(Dataset entries)
────────────────
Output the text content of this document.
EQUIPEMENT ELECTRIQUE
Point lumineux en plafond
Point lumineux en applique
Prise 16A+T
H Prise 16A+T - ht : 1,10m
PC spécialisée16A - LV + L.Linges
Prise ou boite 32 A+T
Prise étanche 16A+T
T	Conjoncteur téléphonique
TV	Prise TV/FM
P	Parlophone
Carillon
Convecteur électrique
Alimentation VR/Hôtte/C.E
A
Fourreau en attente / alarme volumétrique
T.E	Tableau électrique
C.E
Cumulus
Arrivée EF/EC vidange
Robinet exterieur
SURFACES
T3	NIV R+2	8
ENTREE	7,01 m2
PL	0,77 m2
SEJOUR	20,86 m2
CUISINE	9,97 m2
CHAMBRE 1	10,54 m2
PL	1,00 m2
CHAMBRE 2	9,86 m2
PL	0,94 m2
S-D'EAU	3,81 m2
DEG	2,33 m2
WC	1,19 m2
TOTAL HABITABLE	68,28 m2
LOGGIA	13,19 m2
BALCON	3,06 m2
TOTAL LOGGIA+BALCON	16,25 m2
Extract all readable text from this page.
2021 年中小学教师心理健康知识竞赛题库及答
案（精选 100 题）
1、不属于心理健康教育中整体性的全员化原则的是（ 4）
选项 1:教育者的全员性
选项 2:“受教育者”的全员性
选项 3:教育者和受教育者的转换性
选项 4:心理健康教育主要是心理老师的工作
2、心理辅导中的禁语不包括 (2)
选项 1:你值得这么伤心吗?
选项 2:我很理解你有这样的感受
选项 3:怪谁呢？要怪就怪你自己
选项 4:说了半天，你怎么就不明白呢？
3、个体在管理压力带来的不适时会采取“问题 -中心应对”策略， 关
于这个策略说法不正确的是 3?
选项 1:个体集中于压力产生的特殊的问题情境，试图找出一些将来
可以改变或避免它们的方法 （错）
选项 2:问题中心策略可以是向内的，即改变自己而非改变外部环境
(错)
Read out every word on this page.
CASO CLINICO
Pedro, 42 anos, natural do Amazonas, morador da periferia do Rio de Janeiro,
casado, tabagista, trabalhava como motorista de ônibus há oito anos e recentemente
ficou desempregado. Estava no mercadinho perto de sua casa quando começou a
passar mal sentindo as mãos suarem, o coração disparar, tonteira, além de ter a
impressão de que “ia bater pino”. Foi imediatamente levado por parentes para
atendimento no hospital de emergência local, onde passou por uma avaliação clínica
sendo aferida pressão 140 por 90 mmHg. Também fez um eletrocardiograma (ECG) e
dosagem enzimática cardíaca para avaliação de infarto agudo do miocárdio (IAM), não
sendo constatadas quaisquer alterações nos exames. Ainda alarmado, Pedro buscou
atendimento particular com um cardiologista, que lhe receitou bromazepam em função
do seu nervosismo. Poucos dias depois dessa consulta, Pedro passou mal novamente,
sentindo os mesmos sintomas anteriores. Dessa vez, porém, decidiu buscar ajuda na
────────────────
**Given instruction:** Extract every entry above as it appears.

**Reply to the exercise:**
Output the text content of this document.
EQUIPEMENT ELECTRIQUE
Point lumineux en plafond
Point lumineux en applique
Prise 16A+T
H Prise 16A+T - ht : 1,10m
PC spécialisée16A - LV + L.Linges
Prise ou boite 32 A+T
Prise étanche 16A+T
T	Conjoncteur téléphonique
TV	Prise TV/FM
P	Parlophone
Carillon
Convecteur électrique
Alimentation VR/Hôtte/C.E
A
Fourreau en attente / alarme volumétrique
T.E	Tableau électrique
C.E
Cumulus
Arrivée EF/EC vidange
Robinet exterieur
SURFACES
T3	NIV R+2	8
ENTREE	7,01 m2
PL	0,77 m2
SEJOUR	20,86 m2
CUISINE	9,97 m2
CHAMBRE 1	10,54 m2
PL	1,00 m2
CHAMBRE 2	9,86 m2
PL	0,94 m2
S-D'EAU	3,81 m2
DEG	2,33 m2
WC	1,19 m2
TOTAL HABITABLE	68,28 m2
LOGGIA	13,19 m2
BALCON	3,06 m2
TOTAL LOGGIA+BALCON	16,25 m2
Extract all readable text from this page.
2021 年中小学教师心理健康知识竞赛题库及答
案（精选 100 题）
1、不属于心理健康教育中整体性的全员化原则的是（ 4）
选项 1:教育者的全员性
选项 2:“受教育者”的全员性
选项 3:教育者和受教育者的转换性
选项 4:心理健康教育主要是心理老师的工作
2、心理辅导中的禁语不包括 (2)
选项 1:你值得这么伤心吗?
选项 2:我很理解你有这样的感受
选项 3:怪谁呢？要怪就怪你自己
选项 4:说了半天，你怎么就不明白呢？
3、个体在管理压力带来的不适时会采取“问题 -中心应对”策略， 关
于这个策略说法不正确的是 3?
选项 1:个体集中于压力产生的特殊的问题情境，试图找出一些将来
可以改变或避免它们的方法 （错）
选项 2:问题中心策略可以是向内的，即改变自己而非改变外部环境
(错)
Read out every word on this page.
CASO CLINICO
Pedro, 42 anos, natural do Amazonas, morador da periferia do Rio de Janeiro,
casado, tabagista, trabalhava como motorista de ônibus há oito anos e recentemente
ficou desempregado. Estava no mercadinho perto de sua casa quando começou a
passar mal sentindo as mãos suarem, o coração disparar, tonteira, além de ter a
impressão de que “ia bater pino”. Foi imediatamente levado por parentes para
atendimento no hospital de emergência local, onde passou por uma avaliação clínica
sendo aferida pressão 140 por 90 mmHg. Também fez um eletrocardiograma (ECG) e
dosagem enzimática cardíaca para avaliação de infarto agudo do miocárdio (IAM), não
sendo constatadas quaisquer alterações nos exames. Ainda alarmado, Pedro buscou
atendimento particular com um cardiologista, que lhe receitou bromazepam em função
do seu nervosismo. Poucos dias depois dessa consulta, Pedro passou mal novamente,
sentindo os mesmos sintomas anteriores. Dessa vez, porém, decidiu buscar ajuda na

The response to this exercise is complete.